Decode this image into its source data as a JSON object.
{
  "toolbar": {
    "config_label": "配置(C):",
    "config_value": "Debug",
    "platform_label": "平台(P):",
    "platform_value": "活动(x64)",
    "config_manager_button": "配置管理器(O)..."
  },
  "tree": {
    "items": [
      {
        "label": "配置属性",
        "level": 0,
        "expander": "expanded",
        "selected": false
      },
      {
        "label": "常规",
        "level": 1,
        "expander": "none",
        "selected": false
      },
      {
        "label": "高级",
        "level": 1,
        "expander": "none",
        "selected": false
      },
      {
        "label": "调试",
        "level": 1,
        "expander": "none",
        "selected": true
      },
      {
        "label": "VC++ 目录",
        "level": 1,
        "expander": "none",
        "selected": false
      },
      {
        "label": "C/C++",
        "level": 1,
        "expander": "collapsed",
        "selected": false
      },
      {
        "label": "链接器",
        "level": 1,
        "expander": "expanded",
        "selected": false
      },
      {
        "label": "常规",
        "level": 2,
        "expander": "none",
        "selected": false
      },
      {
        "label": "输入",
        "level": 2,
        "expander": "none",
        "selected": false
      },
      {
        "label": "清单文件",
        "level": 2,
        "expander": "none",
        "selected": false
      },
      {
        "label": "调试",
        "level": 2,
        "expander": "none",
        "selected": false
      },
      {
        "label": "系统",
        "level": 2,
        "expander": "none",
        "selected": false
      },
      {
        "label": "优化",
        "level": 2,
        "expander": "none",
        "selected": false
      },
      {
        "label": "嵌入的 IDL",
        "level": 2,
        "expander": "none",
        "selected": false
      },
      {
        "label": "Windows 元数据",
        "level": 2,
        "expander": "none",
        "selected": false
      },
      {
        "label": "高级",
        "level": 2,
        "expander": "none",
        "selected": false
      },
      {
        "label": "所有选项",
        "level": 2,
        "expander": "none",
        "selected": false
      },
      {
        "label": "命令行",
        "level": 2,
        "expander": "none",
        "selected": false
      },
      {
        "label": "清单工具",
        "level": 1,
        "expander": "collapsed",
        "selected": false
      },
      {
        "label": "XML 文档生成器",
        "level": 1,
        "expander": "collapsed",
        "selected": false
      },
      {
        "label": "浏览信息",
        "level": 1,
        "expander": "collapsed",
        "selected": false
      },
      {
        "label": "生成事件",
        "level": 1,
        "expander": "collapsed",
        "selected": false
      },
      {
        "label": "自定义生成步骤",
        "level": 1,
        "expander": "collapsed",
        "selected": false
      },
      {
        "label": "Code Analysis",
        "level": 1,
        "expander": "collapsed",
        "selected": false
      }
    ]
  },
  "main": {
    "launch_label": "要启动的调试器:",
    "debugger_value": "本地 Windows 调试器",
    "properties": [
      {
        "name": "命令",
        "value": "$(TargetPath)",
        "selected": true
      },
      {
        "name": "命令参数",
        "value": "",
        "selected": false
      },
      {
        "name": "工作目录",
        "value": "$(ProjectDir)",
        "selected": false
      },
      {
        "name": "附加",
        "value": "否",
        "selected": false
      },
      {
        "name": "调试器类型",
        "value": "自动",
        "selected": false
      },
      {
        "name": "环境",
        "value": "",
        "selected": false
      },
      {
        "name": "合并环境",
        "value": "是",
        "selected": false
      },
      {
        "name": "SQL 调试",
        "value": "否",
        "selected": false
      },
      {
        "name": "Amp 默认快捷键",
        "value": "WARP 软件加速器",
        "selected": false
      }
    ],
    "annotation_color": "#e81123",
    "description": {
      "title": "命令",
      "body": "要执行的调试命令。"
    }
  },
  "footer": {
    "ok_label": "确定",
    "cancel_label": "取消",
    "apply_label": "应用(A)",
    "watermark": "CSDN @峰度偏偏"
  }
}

+ + +

Collect from the data above every line that includes "name".

        "name": "命令",
        "name": "命令参数",
        "name": "工作目录",
        "name": "附加",
        "name": "调试器类型",
        "name": "环境",
        "name": "合并环境",
        "name": "SQL 调试",
        "name": "Amp 默认快捷键",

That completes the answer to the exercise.